### EXERCISE BRIEF
Could you print every record below exactly as it appears?

### DATA ROWS
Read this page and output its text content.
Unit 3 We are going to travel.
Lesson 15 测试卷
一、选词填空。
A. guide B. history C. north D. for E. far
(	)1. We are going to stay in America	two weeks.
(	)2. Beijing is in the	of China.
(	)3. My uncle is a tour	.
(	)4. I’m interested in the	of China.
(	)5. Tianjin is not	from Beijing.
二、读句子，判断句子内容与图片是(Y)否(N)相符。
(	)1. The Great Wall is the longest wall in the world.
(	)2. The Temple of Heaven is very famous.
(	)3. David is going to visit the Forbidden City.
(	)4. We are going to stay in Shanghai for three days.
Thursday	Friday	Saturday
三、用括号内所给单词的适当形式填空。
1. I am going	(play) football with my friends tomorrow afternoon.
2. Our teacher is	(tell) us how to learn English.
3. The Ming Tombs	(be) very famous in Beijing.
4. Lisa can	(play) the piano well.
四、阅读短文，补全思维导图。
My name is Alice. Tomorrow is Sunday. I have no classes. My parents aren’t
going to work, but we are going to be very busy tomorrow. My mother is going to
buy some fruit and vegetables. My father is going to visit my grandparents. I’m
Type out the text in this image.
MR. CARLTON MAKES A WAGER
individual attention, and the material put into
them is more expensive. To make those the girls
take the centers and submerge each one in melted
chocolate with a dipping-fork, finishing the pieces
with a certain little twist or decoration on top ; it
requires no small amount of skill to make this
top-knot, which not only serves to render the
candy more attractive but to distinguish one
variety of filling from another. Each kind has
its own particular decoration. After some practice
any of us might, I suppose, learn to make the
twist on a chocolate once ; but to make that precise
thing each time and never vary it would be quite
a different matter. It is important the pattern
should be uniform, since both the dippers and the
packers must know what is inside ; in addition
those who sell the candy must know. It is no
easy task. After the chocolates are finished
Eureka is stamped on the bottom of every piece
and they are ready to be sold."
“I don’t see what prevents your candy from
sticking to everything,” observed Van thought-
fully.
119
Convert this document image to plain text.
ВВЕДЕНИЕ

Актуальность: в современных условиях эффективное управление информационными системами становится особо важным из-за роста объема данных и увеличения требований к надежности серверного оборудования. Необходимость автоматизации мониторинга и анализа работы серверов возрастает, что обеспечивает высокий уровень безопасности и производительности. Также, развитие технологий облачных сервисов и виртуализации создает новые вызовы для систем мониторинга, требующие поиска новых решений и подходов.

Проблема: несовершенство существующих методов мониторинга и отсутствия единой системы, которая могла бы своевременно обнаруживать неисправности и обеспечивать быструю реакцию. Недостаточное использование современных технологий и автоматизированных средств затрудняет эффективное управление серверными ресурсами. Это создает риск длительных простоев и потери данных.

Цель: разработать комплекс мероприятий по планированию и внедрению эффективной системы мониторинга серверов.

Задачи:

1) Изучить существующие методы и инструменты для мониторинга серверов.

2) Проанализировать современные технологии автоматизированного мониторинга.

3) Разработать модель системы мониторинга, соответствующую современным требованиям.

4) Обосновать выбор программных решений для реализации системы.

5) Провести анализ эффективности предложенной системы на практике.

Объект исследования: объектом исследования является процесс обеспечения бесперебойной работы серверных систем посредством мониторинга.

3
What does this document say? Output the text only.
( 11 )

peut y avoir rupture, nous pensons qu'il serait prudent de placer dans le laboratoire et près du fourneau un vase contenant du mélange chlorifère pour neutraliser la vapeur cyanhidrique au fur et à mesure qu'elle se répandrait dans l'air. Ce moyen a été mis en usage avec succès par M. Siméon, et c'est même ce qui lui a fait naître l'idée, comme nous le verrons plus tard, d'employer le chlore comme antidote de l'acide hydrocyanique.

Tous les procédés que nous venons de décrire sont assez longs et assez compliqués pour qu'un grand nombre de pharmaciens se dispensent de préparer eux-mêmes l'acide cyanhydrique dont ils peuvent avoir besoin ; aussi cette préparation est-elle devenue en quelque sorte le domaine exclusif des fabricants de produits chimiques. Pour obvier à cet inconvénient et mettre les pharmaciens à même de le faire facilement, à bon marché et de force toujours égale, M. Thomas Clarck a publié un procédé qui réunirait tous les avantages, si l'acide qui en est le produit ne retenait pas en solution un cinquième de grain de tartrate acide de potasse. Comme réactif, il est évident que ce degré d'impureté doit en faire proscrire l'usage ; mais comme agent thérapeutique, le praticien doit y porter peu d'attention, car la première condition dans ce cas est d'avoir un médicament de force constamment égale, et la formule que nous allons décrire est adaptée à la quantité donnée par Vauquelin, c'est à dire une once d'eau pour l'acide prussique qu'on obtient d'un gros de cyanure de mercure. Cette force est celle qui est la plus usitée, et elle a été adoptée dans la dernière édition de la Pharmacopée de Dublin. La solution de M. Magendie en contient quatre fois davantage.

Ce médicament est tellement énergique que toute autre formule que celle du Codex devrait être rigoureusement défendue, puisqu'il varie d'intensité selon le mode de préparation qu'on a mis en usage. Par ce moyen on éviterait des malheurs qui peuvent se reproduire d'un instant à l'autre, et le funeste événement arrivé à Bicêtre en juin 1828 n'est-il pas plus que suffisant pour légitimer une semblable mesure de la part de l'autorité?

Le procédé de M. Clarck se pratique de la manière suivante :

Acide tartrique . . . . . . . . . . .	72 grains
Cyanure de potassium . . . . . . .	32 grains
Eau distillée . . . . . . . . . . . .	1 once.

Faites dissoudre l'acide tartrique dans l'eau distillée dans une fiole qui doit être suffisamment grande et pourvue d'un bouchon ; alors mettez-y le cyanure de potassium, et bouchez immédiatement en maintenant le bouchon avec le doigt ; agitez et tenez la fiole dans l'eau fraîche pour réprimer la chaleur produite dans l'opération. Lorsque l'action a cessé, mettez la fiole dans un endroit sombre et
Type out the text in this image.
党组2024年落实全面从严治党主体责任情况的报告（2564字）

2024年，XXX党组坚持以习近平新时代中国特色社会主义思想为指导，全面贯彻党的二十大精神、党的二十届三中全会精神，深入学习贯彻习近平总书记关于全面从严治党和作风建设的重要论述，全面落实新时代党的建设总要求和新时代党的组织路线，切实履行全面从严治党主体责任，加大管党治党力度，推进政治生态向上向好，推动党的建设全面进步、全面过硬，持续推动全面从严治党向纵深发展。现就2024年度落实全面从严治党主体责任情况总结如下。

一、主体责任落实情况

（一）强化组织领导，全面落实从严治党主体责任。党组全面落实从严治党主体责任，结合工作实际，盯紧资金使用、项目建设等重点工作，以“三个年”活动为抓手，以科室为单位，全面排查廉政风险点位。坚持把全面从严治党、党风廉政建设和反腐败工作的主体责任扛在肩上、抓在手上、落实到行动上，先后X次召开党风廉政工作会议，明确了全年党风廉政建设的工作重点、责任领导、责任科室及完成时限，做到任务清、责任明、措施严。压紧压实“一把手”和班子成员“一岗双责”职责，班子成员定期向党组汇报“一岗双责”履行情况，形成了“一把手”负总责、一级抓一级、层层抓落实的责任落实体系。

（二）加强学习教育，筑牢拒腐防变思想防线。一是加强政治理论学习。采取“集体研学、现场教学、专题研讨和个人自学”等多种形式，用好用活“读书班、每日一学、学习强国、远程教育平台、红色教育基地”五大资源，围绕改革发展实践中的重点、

### FINAL ANSWER
Read this page and output its text content.
Unit 3 We are going to travel.
Lesson 15 测试卷
一、选词填空。
A. guide B. history C. north D. for E. far
(	)1. We are going to stay in America	two weeks.
(	)2. Beijing is in the	of China.
(	)3. My uncle is a tour	.
(	)4. I’m interested in the	of China.
(	)5. Tianjin is not	from Beijing.
二、读句子，判断句子内容与图片是(Y)否(N)相符。
(	)1. The Great Wall is the longest wall in the world.
(	)2. The Temple of Heaven is very famous.
(	)3. David is going to visit the Forbidden City.
(	)4. We are going to stay in Shanghai for three days.
Thursday	Friday	Saturday
三、用括号内所给单词的适当形式填空。
1. I am going	(play) football with my friends tomorrow afternoon.
2. Our teacher is	(tell) us how to learn English.
3. The Ming Tombs	(be) very famous in Beijing.
4. Lisa can	(play) the piano well.
四、阅读短文，补全思维导图。
My name is Alice. Tomorrow is Sunday. I have no classes. My parents aren’t
going to work, but we are going to be very busy tomorrow. My mother is going to
buy some fruit and vegetables. My father is going to visit my grandparents. I’m
Type out the text in this image.
MR. CARLTON MAKES A WAGER
individual attention, and the material put into
them is more expensive. To make those the girls
take the centers and submerge each one in melted
chocolate with a dipping-fork, finishing the pieces
with a certain little twist or decoration on top ; it
requires no small amount of skill to make this
top-knot, which not only serves to render the
candy more attractive but to distinguish one
variety of filling from another. Each kind has
its own particular decoration. After some practice
any of us might, I suppose, learn to make the
twist on a chocolate once ; but to make that precise
thing each time and never vary it would be quite
a different matter. It is important the pattern
should be uniform, since both the dippers and the
packers must know what is inside ; in addition
those who sell the candy must know. It is no
easy task. After the chocolates are finished
Eureka is stamped on the bottom of every piece
and they are ready to be sold."
“I don’t see what prevents your candy from
sticking to everything,” observed Van thought-
fully.
119
Convert this document image to plain text.
ВВЕДЕНИЕ

Актуальность: в современных условиях эффективное управление информационными системами становится особо важным из-за роста объема данных и увеличения требований к надежности серверного оборудования. Необходимость автоматизации мониторинга и анализа работы серверов возрастает, что обеспечивает высокий уровень безопасности и производительности. Также, развитие технологий облачных сервисов и виртуализации создает новые вызовы для систем мониторинга, требующие поиска новых решений и подходов.

Проблема: несовершенство существующих методов мониторинга и отсутствия единой системы, которая могла бы своевременно обнаруживать неисправности и обеспечивать быструю реакцию. Недостаточное использование современных технологий и автоматизированных средств затрудняет эффективное управление серверными ресурсами. Это создает риск длительных простоев и потери данных.

Цель: разработать комплекс мероприятий по планированию и внедрению эффективной системы мониторинга серверов.

Задачи:

1) Изучить существующие методы и инструменты для мониторинга серверов.

2) Проанализировать современные технологии автоматизированного мониторинга.

3) Разработать модель системы мониторинга, соответствующую современным требованиям.

4) Обосновать выбор программных решений для реализации системы.

5) Провести анализ эффективности предложенной системы на практике.

Объект исследования: объектом исследования является процесс обеспечения бесперебойной работы серверных систем посредством мониторинга.

3
What does this document say? Output the text only.
( 11 )

peut y avoir rupture, nous pensons qu'il serait prudent de placer dans le laboratoire et près du fourneau un vase contenant du mélange chlorifère pour neutraliser la vapeur cyanhidrique au fur et à mesure qu'elle se répandrait dans l'air. Ce moyen a été mis en usage avec succès par M. Siméon, et c'est même ce qui lui a fait naître l'idée, comme nous le verrons plus tard, d'employer le chlore comme antidote de l'acide hydrocyanique.

Tous les procédés que nous venons de décrire sont assez longs et assez compliqués pour qu'un grand nombre de pharmaciens se dispensent de préparer eux-mêmes l'acide cyanhydrique dont ils peuvent avoir besoin ; aussi cette préparation est-elle devenue en quelque sorte le domaine exclusif des fabricants de produits chimiques. Pour obvier à cet inconvénient et mettre les pharmaciens à même de le faire facilement, à bon marché et de force toujours égale, M. Thomas Clarck a publié un procédé qui réunirait tous les avantages, si l'acide qui en est le produit ne retenait pas en solution un cinquième de grain de tartrate acide de potasse. Comme réactif, il est évident que ce degré d'impureté doit en faire proscrire l'usage ; mais comme agent thérapeutique, le praticien doit y porter peu d'attention, car la première condition dans ce cas est d'avoir un médicament de force constamment égale, et la formule que nous allons décrire est adaptée à la quantité donnée par Vauquelin, c'est à dire une once d'eau pour l'acide prussique qu'on obtient d'un gros de cyanure de mercure. Cette force est celle qui est la plus usitée, et elle a été adoptée dans la dernière édition de la Pharmacopée de Dublin. La solution de M. Magendie en contient quatre fois davantage.

Ce médicament est tellement énergique que toute autre formule que celle du Codex devrait être rigoureusement défendue, puisqu'il varie d'intensité selon le mode de préparation qu'on a mis en usage. Par ce moyen on éviterait des malheurs qui peuvent se reproduire d'un instant à l'autre, et le funeste événement arrivé à Bicêtre en juin 1828 n'est-il pas plus que suffisant pour légitimer une semblable mesure de la part de l'autorité?

Le procédé de M. Clarck se pratique de la manière suivante :

Acide tartrique . . . . . . . . . . .	72 grains
Cyanure de potassium . . . . . . .	32 grains
Eau distillée . . . . . . . . . . . .	1 once.

Faites dissoudre l'acide tartrique dans l'eau distillée dans une fiole qui doit être suffisamment grande et pourvue d'un bouchon ; alors mettez-y le cyanure de potassium, et bouchez immédiatement en maintenant le bouchon avec le doigt ; agitez et tenez la fiole dans l'eau fraîche pour réprimer la chaleur produite dans l'opération. Lorsque l'action a cessé, mettez la fiole dans un endroit sombre et
Type out the text in this image.
党组2024年落实全面从严治党主体责任情况的报告（2564字）

2024年，XXX党组坚持以习近平新时代中国特色社会主义思想为指导，全面贯彻党的二十大精神、党的二十届三中全会精神，深入学习贯彻习近平总书记关于全面从严治党和作风建设的重要论述，全面落实新时代党的建设总要求和新时代党的组织路线，切实履行全面从严治党主体责任，加大管党治党力度，推进政治生态向上向好，推动党的建设全面进步、全面过硬，持续推动全面从严治党向纵深发展。现就2024年度落实全面从严治党主体责任情况总结如下。

一、主体责任落实情况

（一）强化组织领导，全面落实从严治党主体责任。党组全面落实从严治党主体责任，结合工作实际，盯紧资金使用、项目建设等重点工作，以“三个年”活动为抓手，以科室为单位，全面排查廉政风险点位。坚持把全面从严治党、党风廉政建设和反腐败工作的主体责任扛在肩上、抓在手上、落实到行动上，先后X次召开党风廉政工作会议，明确了全年党风廉政建设的工作重点、责任领导、责任科室及完成时限，做到任务清、责任明、措施严。压紧压实“一把手”和班子成员“一岗双责”职责，班子成员定期向党组汇报“一岗双责”履行情况，形成了“一把手”负总责、一级抓一级、层层抓落实的责任落实体系。

（二）加强学习教育，筑牢拒腐防变思想防线。一是加强政治理论学习。采取“集体研学、现场教学、专题研讨和个人自学”等多种形式，用好用活“读书班、每日一学、学习强国、远程教育平台、红色教育基地”五大资源，围绕改革发展实践中的重点、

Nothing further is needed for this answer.